Items from a data source:
★ ★ ★ ★ ★ ★ ★

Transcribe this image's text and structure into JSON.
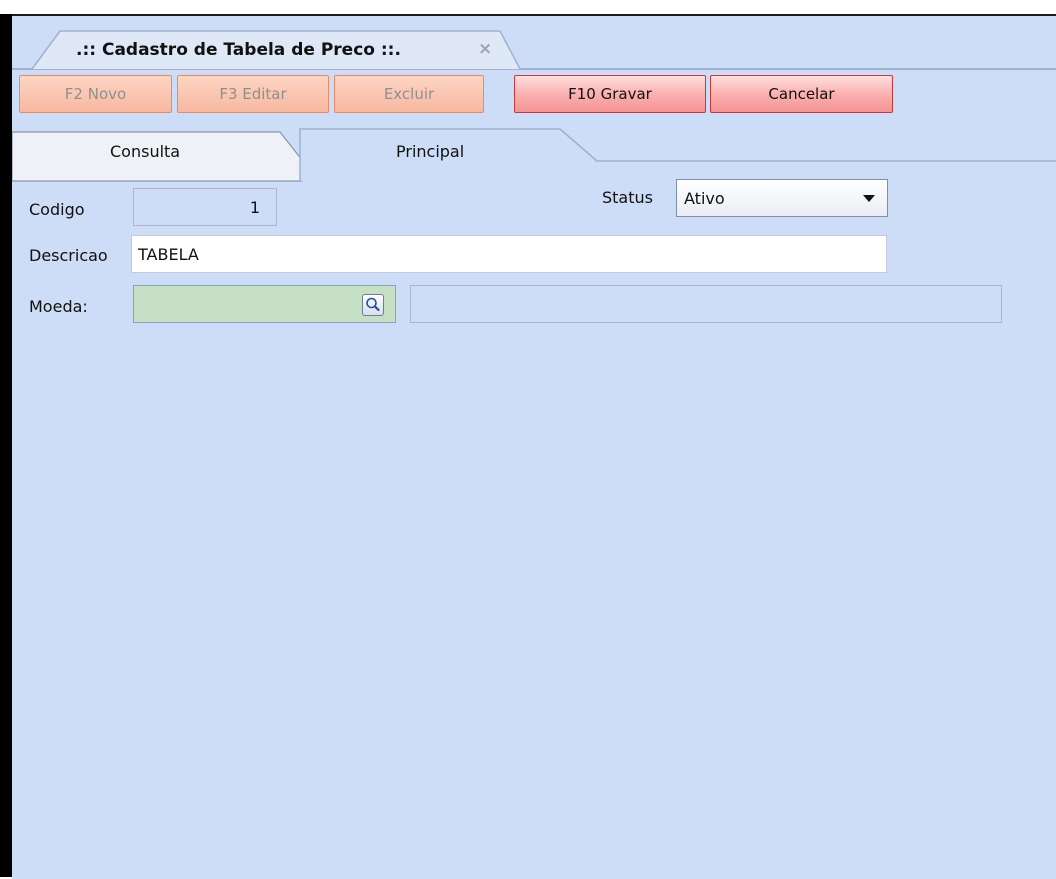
{
  "window": {
    "tab_title": ".:: Cadastro de Tabela de Preco ::.",
    "close_glyph": "×"
  },
  "toolbar": {
    "new_label": "F2 Novo",
    "edit_label": "F3 Editar",
    "delete_label": "Excluir",
    "save_label": "F10 Gravar",
    "cancel_label": "Cancelar"
  },
  "tabs": [
    {
      "label": "Consulta",
      "selected": false
    },
    {
      "label": "Principal",
      "selected": true
    }
  ],
  "form": {
    "codigo_label": "Codigo",
    "codigo_value": "1",
    "status_label": "Status",
    "status_value": "Ativo",
    "descricao_label": "Descricao",
    "descricao_value": "TABELA",
    "moeda_label": "Moeda:",
    "moeda_value": "",
    "moeda_description": ""
  },
  "icons": {
    "lookup": "magnifier-icon",
    "dropdown": "chevron-down-icon",
    "close": "close-icon"
  },
  "colors": {
    "panel_bg": "#cddcf7",
    "disabled_button": "#f7b89f",
    "active_button": "#f49393",
    "moeda_field_bg": "#c5e0c5"
  }
}
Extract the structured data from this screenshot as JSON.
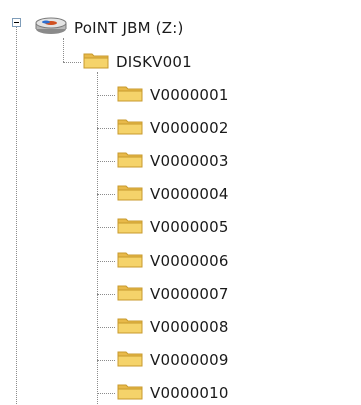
{
  "drive": {
    "label": "PoINT JBM (Z:)",
    "icon": "network-drive-icon",
    "expanded": true
  },
  "disk": {
    "label": "DISKV001",
    "icon": "folder-icon"
  },
  "volumes": [
    {
      "label": "V0000001"
    },
    {
      "label": "V0000002"
    },
    {
      "label": "V0000003"
    },
    {
      "label": "V0000004"
    },
    {
      "label": "V0000005"
    },
    {
      "label": "V0000006"
    },
    {
      "label": "V0000007"
    },
    {
      "label": "V0000008"
    },
    {
      "label": "V0000009"
    },
    {
      "label": "V0000010"
    }
  ],
  "colors": {
    "folder_body": "#f5d36a",
    "folder_edge": "#c89a2c",
    "tree_lines": "#8c8c8c"
  }
}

★ ★ ★ ★ ★ ★ ★

Prompt.
Pictures in the records above are left out; print everything else exactly as written.

Exercise answer.
Transcribe this image's text and structure into JSON.
{
  "window": {
    "tab_title": ".:: Cadastro de Tabela de Preco ::.",
    "close_glyph": "×"
  },
  "toolbar": {
    "new_label": "F2 Novo",
    "edit_label": "F3 Editar",
    "delete_label": "Excluir",
    "save_label": "F10 Gravar",
    "cancel_label": "Cancelar"
  },
  "tabs": [
    {
      "label": "Consulta",
      "selected": false
    },
    {
      "label": "Principal",
      "selected": true
    }
  ],
  "form": {
    "codigo_label": "Codigo",
    "codigo_value": "1",
    "status_label": "Status",
    "status_value": "Ativo",
    "descricao_label": "Descricao",
    "descricao_value": "TABELA",
    "moeda_label": "Moeda:",
    "moeda_value": "",
    "moeda_description": ""
  },
  "icons": {
    "lookup": "magnifier-icon",
    "dropdown": "chevron-down-icon",
    "close": "close-icon"
  },
  "colors": {
    "panel_bg": "#cddcf7",
    "disabled_button": "#f7b89f",
    "active_button": "#f49393",
    "moeda_field_bg": "#c5e0c5"
  }
}
Extract the structured data from this screenshot as JSON.
{
  "drive": {
    "label": "PoINT JBM (Z:)",
    "icon": "network-drive-icon",
    "expanded": true
  },
  "disk": {
    "label": "DISKV001",
    "icon": "folder-icon"
  },
  "volumes": [
    {
      "label": "V0000001"
    },
    {
      "label": "V0000002"
    },
    {
      "label": "V0000003"
    },
    {
      "label": "V0000004"
    },
    {
      "label": "V0000005"
    },
    {
      "label": "V0000006"
    },
    {
      "label": "V0000007"
    },
    {
      "label": "V0000008"
    },
    {
      "label": "V0000009"
    },
    {
      "label": "V0000010"
    }
  ],
  "colors": {
    "folder_body": "#f5d36a",
    "folder_edge": "#c89a2c",
    "tree_lines": "#8c8c8c"
  }
}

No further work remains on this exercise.